À l’heure où on demande à la France de faire enfin les réformes profondes
qui lui permettront, notamment, de redevenir moteur dans la construction
européenne, certains s’interrogent sur la capacité du modèle social français
à s’adapter aux nouvelles contraintes en matière d’emploi. En effet, dans un
pays où la totalité de la production n’est plus assurée que par 30%
de la population, et où le poids de la dépense publique dépasse
désormais 6 mois de salaire moyen brut (18000 € par an et par habitant),
sans doute faut-il repenser notre manière de traiter le problème du chômage.
En février dernier, l’Institut Kervegan publiait une étude particulièrement
intéressante sur la manière dont la France gérait sa politique sociale en
matière d’emploi notamment. Et la conclusion évidente était que notre modèle
social, né des ruines de la Seconde Guerre Mondiale, n’était plus du tout
adapté à notre réalité du XXIe siècle.

------------------------------------------------

Tâches à réaliser
1 > Résumez l'extrait source en deux phrases.
2 > Dans les lignes d'entrée, transcrivez s'il vous plaît le passage qui commence à la ligne contenant « wire: top input rail (0, 155, 138, 158) » et se poursuit jusqu'à la ligne contenant « LED light arrow 2 (71, 254, 100, 279) », ces deux lignes comprises.

------------------------------------------------

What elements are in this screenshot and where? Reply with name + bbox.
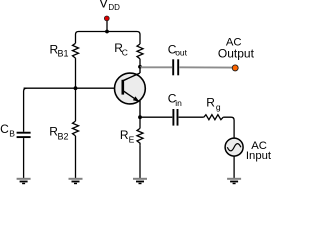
wire top supply rail — [76, 32, 141, 45]
ground RB2 — [69, 179, 83, 184]
resistor RC — [137, 44, 143, 59]
label Cin — [168, 92, 182, 108]
svg-text:E: E — [129, 135, 135, 145]
label VDD — [99, 0, 120, 12]
wire output right (gray) — [179, 66, 233, 68]
resistor Rg — [204, 115, 223, 120]
node emitter junction — [138, 115, 142, 119]
svg-text:C: C — [122, 48, 128, 58]
wire emitter to Cin — [140, 116, 172, 118]
resistor RE — [137, 128, 143, 145]
wire RB2 to ground — [75, 136, 77, 179]
svg-text:Input: Input — [246, 150, 272, 162]
VDD supply symbol — [104, 16, 109, 32]
svg-text:in: in — [175, 98, 182, 108]
svg-text:B: B — [9, 128, 15, 138]
svg-text:V: V — [99, 0, 108, 11]
node collector junction — [138, 65, 142, 69]
wire Rg to source — [223, 117, 234, 138]
transistor Q1 — [114, 67, 145, 117]
capacitor Cin — [173, 109, 177, 126]
wire Cin to Rg — [179, 116, 204, 118]
label Rg — [206, 96, 221, 113]
wire RB1 to base node — [75, 58, 77, 88]
svg-text:DD: DD — [108, 3, 120, 12]
wire CB drop — [24, 88, 27, 132]
capacitor Cout — [173, 59, 178, 75]
label RB2 — [49, 125, 68, 142]
node VDD junction — [105, 30, 109, 34]
label CB — [0, 122, 15, 138]
label RC — [114, 41, 128, 58]
svg-text:g: g — [216, 102, 221, 112]
ground source — [227, 179, 241, 184]
wire output left (gray) — [140, 66, 172, 68]
wire base — [24, 87, 122, 89]
svg-text:R: R — [206, 96, 215, 110]
AC source V1 — [225, 138, 243, 156]
ground CB — [17, 179, 31, 184]
wire source to ground — [233, 156, 235, 179]
svg-text:out: out — [175, 48, 187, 58]
wire RE to ground — [139, 146, 141, 179]
resistor RB2 — [73, 121, 79, 136]
svg-text:Output: Output — [218, 47, 255, 61]
wire RC to collector node — [139, 59, 141, 67]
label AC Input — [246, 140, 272, 162]
svg-text:R: R — [120, 128, 129, 142]
terminal AC output (orange dot) — [232, 65, 238, 71]
label RE — [120, 128, 135, 144]
resistor RB1 — [73, 43, 79, 58]
svg-text:B1: B1 — [58, 48, 69, 58]
label AC Output — [218, 36, 255, 60]
wire CB to ground — [23, 138, 25, 178]
label RB1 — [50, 42, 69, 58]
capacitor CB — [17, 133, 31, 137]
wire base node to RB2 — [75, 88, 77, 121]
ground RE — [133, 179, 147, 184]
svg-text:B2: B2 — [58, 131, 69, 141]
svg-text:C: C — [0, 122, 9, 136]
wire emitter node to RE — [139, 117, 141, 128]
node base junction — [74, 86, 78, 90]
label Cout — [168, 43, 188, 58]
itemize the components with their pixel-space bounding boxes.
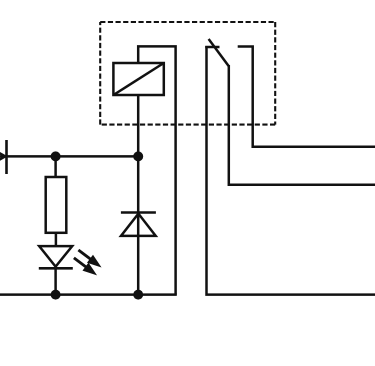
wire: top input rail (0, 155, 138, 158)
switch left terminal (common) with hinge tick (205, 46, 375, 295)
switch middle terminal wire (229, 65, 375, 185)
switch blade (209, 39, 229, 66)
flyback diode D3 (121, 213, 156, 236)
wire: dot to resistor (54, 156, 57, 178)
LED D2 (39, 246, 73, 268)
wire: coil return (up right side of coil) (138, 46, 175, 294)
resistor R1 (46, 177, 67, 233)
relay module dashed outline (100, 22, 275, 125)
node: junction dot bottom-left (51, 290, 61, 300)
wire: bottom rail (0, 293, 177, 296)
wire: LED to bottom rail (54, 268, 57, 294)
switch right contact terminal (238, 47, 375, 147)
wire: resistor to LED (55, 233, 58, 247)
node: junction dot top-middle (133, 151, 143, 161)
node: junction dot bottom-middle (133, 290, 143, 300)
LED light arrow 2 (71, 254, 100, 279)
wire: coil bottom terminal down to bottom rail (137, 95, 140, 295)
input diode D1 (clipped at left image edge) (0, 140, 7, 175)
relay coil K1 (113, 63, 163, 95)
LED light arrow 1 (75, 246, 104, 271)
node: junction dot top-left (51, 151, 61, 161)
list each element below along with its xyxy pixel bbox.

------------------------------------------------

Réponses dans l'ordre
1 > Alors qu'on demande à la France des réformes profondes, certains doutent que son modèle social puisse s'adapter aux nouvelles contraintes de l'emploi, puisque 30 % de la population assure toute la production et que la dépense publique dépasse six mois de salaire moyen brut par habitant. Une étude de l'Institut Kervegan parue en février concluait que ce modèle social, né des ruines de la Seconde Guerre mondiale, n'est plus adapté au XXIe siècle.

2 >
wire: top input rail (0, 155, 138, 158)
switch left terminal (common) with hinge tick (205, 46, 375, 295)
switch middle terminal wire (229, 65, 375, 185)
switch blade (209, 39, 229, 66)
flyback diode D3 (121, 213, 156, 236)
wire: dot to resistor (54, 156, 57, 178)
LED D2 (39, 246, 73, 268)
wire: coil return (up right side of coil) (138, 46, 175, 294)
resistor R1 (46, 177, 67, 233)
relay module dashed outline (100, 22, 275, 125)
node: junction dot bottom-left (51, 290, 61, 300)
wire: bottom rail (0, 293, 177, 296)
wire: LED to bottom rail (54, 268, 57, 294)
switch right contact terminal (238, 47, 375, 147)
wire: resistor to LED (55, 233, 58, 247)
node: junction dot top-middle (133, 151, 143, 161)
node: junction dot bottom-middle (133, 290, 143, 300)
LED light arrow 2 (71, 254, 100, 279)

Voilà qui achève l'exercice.